**TASK TO CARRY OUT:**
Find every line with the string "this" in it, count them, and reply with that count only.

**SUPPLIED RECORDS:**
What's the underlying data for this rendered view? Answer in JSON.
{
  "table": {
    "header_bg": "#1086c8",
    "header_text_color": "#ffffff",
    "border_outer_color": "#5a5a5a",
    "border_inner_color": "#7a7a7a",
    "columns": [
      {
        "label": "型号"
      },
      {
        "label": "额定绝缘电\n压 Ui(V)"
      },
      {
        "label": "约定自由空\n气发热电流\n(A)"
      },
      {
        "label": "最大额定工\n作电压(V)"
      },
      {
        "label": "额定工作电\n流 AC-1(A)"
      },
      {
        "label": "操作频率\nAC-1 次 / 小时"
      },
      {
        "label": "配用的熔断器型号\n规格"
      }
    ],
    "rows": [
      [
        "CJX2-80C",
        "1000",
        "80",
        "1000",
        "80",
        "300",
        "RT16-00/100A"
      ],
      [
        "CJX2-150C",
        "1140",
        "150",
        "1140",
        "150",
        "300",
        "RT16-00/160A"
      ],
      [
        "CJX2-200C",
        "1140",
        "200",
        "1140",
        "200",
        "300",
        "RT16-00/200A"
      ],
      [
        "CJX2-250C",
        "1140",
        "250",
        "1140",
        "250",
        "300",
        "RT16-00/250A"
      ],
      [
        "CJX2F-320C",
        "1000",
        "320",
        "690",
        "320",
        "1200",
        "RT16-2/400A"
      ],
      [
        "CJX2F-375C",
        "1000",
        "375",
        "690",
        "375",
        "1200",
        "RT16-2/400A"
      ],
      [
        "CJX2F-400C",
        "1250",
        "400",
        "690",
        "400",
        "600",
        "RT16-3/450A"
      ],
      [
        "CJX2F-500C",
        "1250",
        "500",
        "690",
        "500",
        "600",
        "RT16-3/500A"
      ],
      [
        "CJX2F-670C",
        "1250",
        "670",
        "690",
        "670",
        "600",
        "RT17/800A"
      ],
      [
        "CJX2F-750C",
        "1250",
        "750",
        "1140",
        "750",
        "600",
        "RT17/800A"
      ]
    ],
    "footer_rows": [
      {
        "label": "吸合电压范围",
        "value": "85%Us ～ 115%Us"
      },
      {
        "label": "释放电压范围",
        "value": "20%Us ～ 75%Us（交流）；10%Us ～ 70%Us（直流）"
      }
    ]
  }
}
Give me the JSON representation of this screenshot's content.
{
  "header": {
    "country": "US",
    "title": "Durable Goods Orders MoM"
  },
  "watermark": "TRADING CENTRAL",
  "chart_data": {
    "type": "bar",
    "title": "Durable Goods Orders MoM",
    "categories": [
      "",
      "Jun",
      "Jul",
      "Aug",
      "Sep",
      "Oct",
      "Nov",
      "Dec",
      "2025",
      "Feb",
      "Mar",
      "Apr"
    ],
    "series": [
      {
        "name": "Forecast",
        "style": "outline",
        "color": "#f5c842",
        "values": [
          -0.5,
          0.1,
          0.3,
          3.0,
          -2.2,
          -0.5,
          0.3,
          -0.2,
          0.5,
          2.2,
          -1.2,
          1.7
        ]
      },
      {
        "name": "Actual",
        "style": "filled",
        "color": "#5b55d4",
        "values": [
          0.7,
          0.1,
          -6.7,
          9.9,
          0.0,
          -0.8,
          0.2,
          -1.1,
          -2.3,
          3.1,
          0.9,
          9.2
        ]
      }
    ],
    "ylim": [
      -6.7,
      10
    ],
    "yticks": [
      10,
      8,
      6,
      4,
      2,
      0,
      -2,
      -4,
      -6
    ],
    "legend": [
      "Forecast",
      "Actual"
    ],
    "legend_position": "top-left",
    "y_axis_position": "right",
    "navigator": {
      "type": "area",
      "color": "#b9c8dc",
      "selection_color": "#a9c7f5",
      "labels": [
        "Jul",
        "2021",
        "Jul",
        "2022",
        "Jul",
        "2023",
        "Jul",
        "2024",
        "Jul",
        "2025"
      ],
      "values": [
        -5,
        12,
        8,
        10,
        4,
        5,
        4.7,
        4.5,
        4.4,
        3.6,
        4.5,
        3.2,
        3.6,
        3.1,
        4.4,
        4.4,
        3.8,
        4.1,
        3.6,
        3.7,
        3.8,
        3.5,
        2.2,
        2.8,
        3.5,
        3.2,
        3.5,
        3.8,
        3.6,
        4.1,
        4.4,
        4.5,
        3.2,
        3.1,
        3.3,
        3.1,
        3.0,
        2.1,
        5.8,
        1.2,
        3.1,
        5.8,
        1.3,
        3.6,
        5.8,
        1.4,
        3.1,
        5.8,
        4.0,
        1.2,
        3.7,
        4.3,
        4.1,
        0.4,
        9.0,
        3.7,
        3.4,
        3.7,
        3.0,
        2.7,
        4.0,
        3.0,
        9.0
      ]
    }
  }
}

**PROBLEM SOLUTION:**
2